> **SHORT TASK**:
Scan the material and copy every line in which "disabled" appears.

**** SUPPLIED ENTRIES ****

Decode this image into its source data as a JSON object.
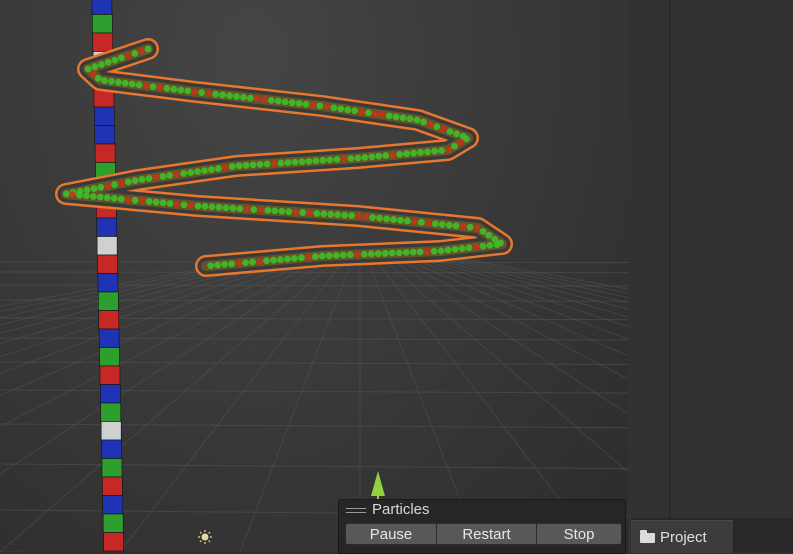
{
  "scene": {
    "colors": {
      "grid": "#555555",
      "particle_outline": "#e8772e",
      "particle_green": "#3fbf2a",
      "particle_red": "#c2351e",
      "cube_colors": [
        "#1f34b5",
        "#c62828",
        "#2e9e2e",
        "#d0d0d0"
      ],
      "gizmo_arrow": "#8fd13f"
    },
    "icons": [
      "directional-light-icon",
      "y-axis-gizmo-arrow-icon"
    ]
  },
  "particles_panel": {
    "title": "Particles",
    "buttons": {
      "pause": "Pause",
      "restart": "Restart",
      "stop": "Stop"
    }
  },
  "project_panel": {
    "tab_label": "Project",
    "tab_icon": "folder-icon"
  }
}
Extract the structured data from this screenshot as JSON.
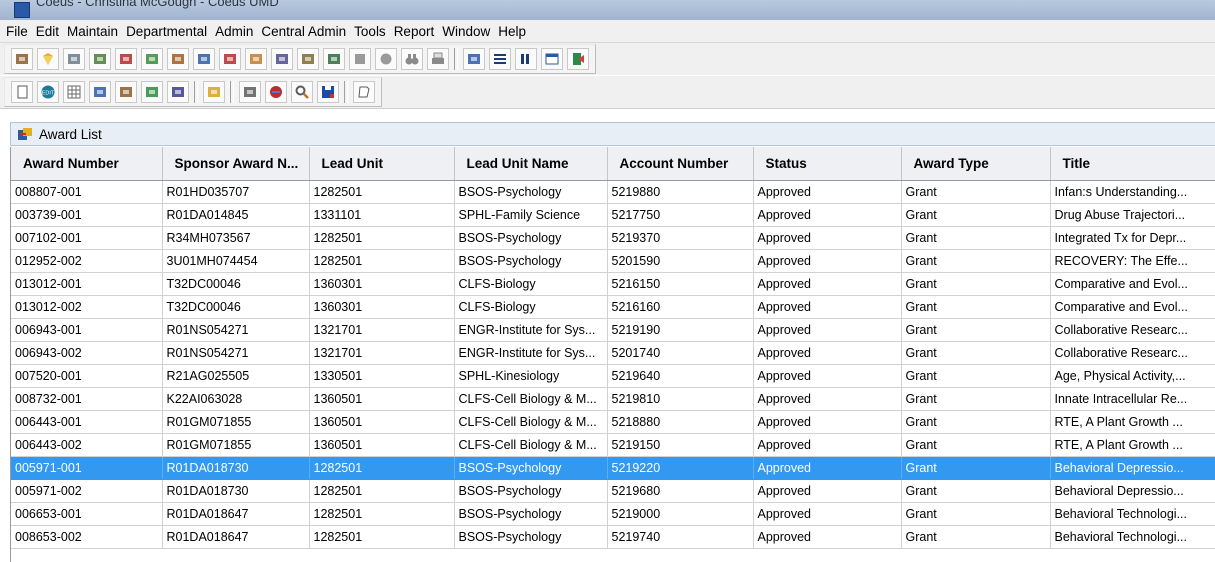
{
  "window": {
    "title": "Coeus - Christina McGough - Coeus UMD"
  },
  "menu": [
    "File",
    "Edit",
    "Maintain",
    "Departmental",
    "Admin",
    "Central Admin",
    "Tools",
    "Report",
    "Window",
    "Help"
  ],
  "toolbar1": [
    {
      "icon": "award-icon",
      "color": "#8a5a2b"
    },
    {
      "icon": "gem-icon",
      "color": "#e8b21b"
    },
    {
      "icon": "copy-icon",
      "color": "#6a7a8a"
    },
    {
      "icon": "sort-icon",
      "color": "#4a7a3a"
    },
    {
      "icon": "stack-icon",
      "color": "#b02a2a"
    },
    {
      "icon": "person-money-icon",
      "color": "#3a8a3a"
    },
    {
      "icon": "team-icon",
      "color": "#a05a20"
    },
    {
      "icon": "org-chart-icon",
      "color": "#2a5aa6"
    },
    {
      "icon": "edit-formula-icon",
      "color": "#b02a2a"
    },
    {
      "icon": "tree-icon",
      "color": "#c07a2a"
    },
    {
      "icon": "users-icon",
      "color": "#4a4a8a"
    },
    {
      "icon": "group-icon",
      "color": "#7a6a2a"
    },
    {
      "icon": "hierarchy-icon",
      "color": "#2a6a3a"
    },
    {
      "icon": "disabled-square-icon",
      "color": "#9a9a9a"
    },
    {
      "icon": "disabled-circle-icon",
      "color": "#9a9a9a"
    },
    {
      "icon": "binoculars-icon",
      "color": "#8a8a8a"
    },
    {
      "icon": "printer-icon",
      "color": "#8a8a8a"
    },
    {
      "icon": "sep"
    },
    {
      "icon": "network-icon",
      "color": "#2a5aa6"
    },
    {
      "icon": "list-icon",
      "color": "#1a3a7a"
    },
    {
      "icon": "columns-icon",
      "color": "#1a3a7a"
    },
    {
      "icon": "window-icon",
      "color": "#2a5aa6"
    },
    {
      "icon": "exit-icon",
      "color": "#2a8a4a"
    }
  ],
  "toolbar2": [
    {
      "icon": "new-doc-icon",
      "color": "#5a5a5a"
    },
    {
      "icon": "edit-icon",
      "color": "#1a7a9a"
    },
    {
      "icon": "grid-icon",
      "color": "#6a6a6a"
    },
    {
      "icon": "transfer-icon",
      "color": "#2a5aa6"
    },
    {
      "icon": "hierarchy2-icon",
      "color": "#8a5a2a"
    },
    {
      "icon": "notepad-icon",
      "color": "#2a8a3a"
    },
    {
      "icon": "report-icon",
      "color": "#3a3a8a"
    },
    {
      "icon": "sep"
    },
    {
      "icon": "puzzle-icon",
      "color": "#d8a020"
    },
    {
      "icon": "sep"
    },
    {
      "icon": "clip-icon",
      "color": "#5a5a5a"
    },
    {
      "icon": "delete-icon",
      "color": "#c02a2a"
    },
    {
      "icon": "search-icon",
      "color": "#5a5a5a"
    },
    {
      "icon": "save-icon",
      "color": "#1a4aa6"
    },
    {
      "icon": "sep"
    },
    {
      "icon": "close-doc-icon",
      "color": "#5a5a5a"
    }
  ],
  "panel": {
    "title": "Award List"
  },
  "table": {
    "headers": [
      "Award Number",
      "Sponsor Award N...",
      "Lead Unit",
      "Lead Unit Name",
      "Account Number",
      "Status",
      "Award Type",
      "Title"
    ],
    "rows": [
      [
        "008807-001",
        "R01HD035707",
        "1282501",
        "BSOS-Psychology",
        "5219880",
        "Approved",
        "Grant",
        "Infan:s Understanding..."
      ],
      [
        "003739-001",
        "R01DA014845",
        "1331101",
        "SPHL-Family Science",
        "5217750",
        "Approved",
        "Grant",
        "Drug Abuse Trajectori..."
      ],
      [
        "007102-001",
        "R34MH073567",
        "1282501",
        "BSOS-Psychology",
        "5219370",
        "Approved",
        "Grant",
        "Integrated Tx for Depr..."
      ],
      [
        "012952-002",
        "3U01MH074454",
        "1282501",
        "BSOS-Psychology",
        "5201590",
        "Approved",
        "Grant",
        "RECOVERY: The Effe..."
      ],
      [
        "013012-001",
        "T32DC00046",
        "1360301",
        "CLFS-Biology",
        "5216150",
        "Approved",
        "Grant",
        "Comparative and Evol..."
      ],
      [
        "013012-002",
        "T32DC00046",
        "1360301",
        "CLFS-Biology",
        "5216160",
        "Approved",
        "Grant",
        "Comparative and Evol..."
      ],
      [
        "006943-001",
        "R01NS054271",
        "1321701",
        "ENGR-Institute for Sys...",
        "5219190",
        "Approved",
        "Grant",
        "Collaborative Researc..."
      ],
      [
        "006943-002",
        "R01NS054271",
        "1321701",
        "ENGR-Institute for Sys...",
        "5201740",
        "Approved",
        "Grant",
        "Collaborative Researc..."
      ],
      [
        "007520-001",
        "R21AG025505",
        "1330501",
        "SPHL-Kinesiology",
        "5219640",
        "Approved",
        "Grant",
        "Age, Physical Activity,..."
      ],
      [
        "008732-001",
        "K22AI063028",
        "1360501",
        "CLFS-Cell Biology & M...",
        "5219810",
        "Approved",
        "Grant",
        "Innate Intracellular Re..."
      ],
      [
        "006443-001",
        "R01GM071855",
        "1360501",
        "CLFS-Cell Biology & M...",
        "5218880",
        "Approved",
        "Grant",
        "RTE, A Plant Growth ..."
      ],
      [
        "006443-002",
        "R01GM071855",
        "1360501",
        "CLFS-Cell Biology & M...",
        "5219150",
        "Approved",
        "Grant",
        "RTE, A Plant Growth ..."
      ],
      [
        "005971-001",
        "R01DA018730",
        "1282501",
        "BSOS-Psychology",
        "5219220",
        "Approved",
        "Grant",
        "Behavioral Depressio..."
      ],
      [
        "005971-002",
        "R01DA018730",
        "1282501",
        "BSOS-Psychology",
        "5219680",
        "Approved",
        "Grant",
        "Behavioral Depressio..."
      ],
      [
        "006653-001",
        "R01DA018647",
        "1282501",
        "BSOS-Psychology",
        "5219000",
        "Approved",
        "Grant",
        "Behavioral Technologi..."
      ],
      [
        "008653-002",
        "R01DA018647",
        "1282501",
        "BSOS-Psychology",
        "5219740",
        "Approved",
        "Grant",
        "Behavioral Technologi..."
      ]
    ],
    "selected_row_index": 12,
    "selection_color": "#3398f0"
  }
}
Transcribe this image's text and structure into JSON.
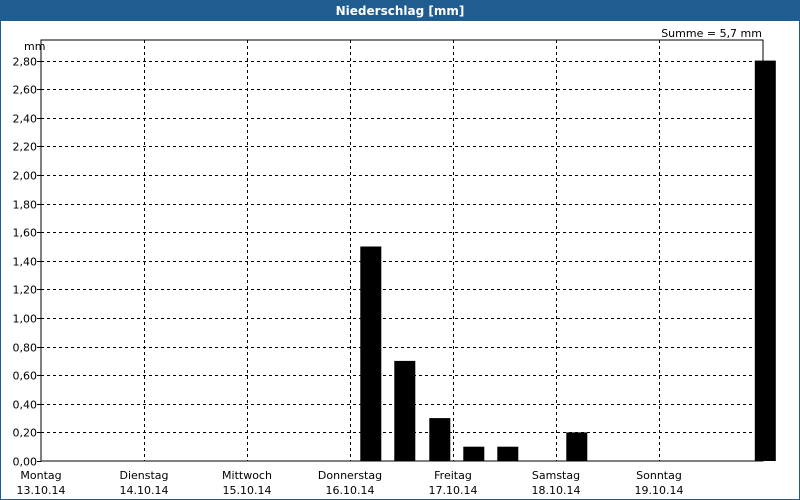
{
  "title": "Niederschlag [mm]",
  "sum_label": "Summe = 5,7 mm",
  "chart_data": {
    "type": "bar",
    "title": "Niederschlag [mm]",
    "ylabel": "mm",
    "ylim": [
      0,
      2.9
    ],
    "yticks": [
      "0,00",
      "0,20",
      "0,40",
      "0,60",
      "0,80",
      "1,00",
      "1,20",
      "1,40",
      "1,60",
      "1,80",
      "2,00",
      "2,20",
      "2,40",
      "2,60",
      "2,80"
    ],
    "grid": true,
    "days": [
      {
        "name": "Montag",
        "date": "13.10.14"
      },
      {
        "name": "Dienstag",
        "date": "14.10.14"
      },
      {
        "name": "Mittwoch",
        "date": "15.10.14"
      },
      {
        "name": "Donnerstag",
        "date": "16.10.14"
      },
      {
        "name": "Freitag",
        "date": "17.10.14"
      },
      {
        "name": "Samstag",
        "date": "18.10.14"
      },
      {
        "name": "Sonntag",
        "date": "19.10.14"
      }
    ],
    "bars": [
      {
        "day_offset": 3.1,
        "value": 1.5
      },
      {
        "day_offset": 3.43,
        "value": 0.7
      },
      {
        "day_offset": 3.77,
        "value": 0.3
      },
      {
        "day_offset": 4.1,
        "value": 0.1
      },
      {
        "day_offset": 4.43,
        "value": 0.1
      },
      {
        "day_offset": 5.1,
        "value": 0.2
      },
      {
        "day_offset": 6.93,
        "value": 2.8
      }
    ],
    "colors": {
      "bar": "#000000",
      "title_bar": "#1f5c8f"
    }
  }
}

****

> **SOLUTION BELOW**:
      "icon": "disabled-square-icon",
      "icon": "disabled-circle-icon",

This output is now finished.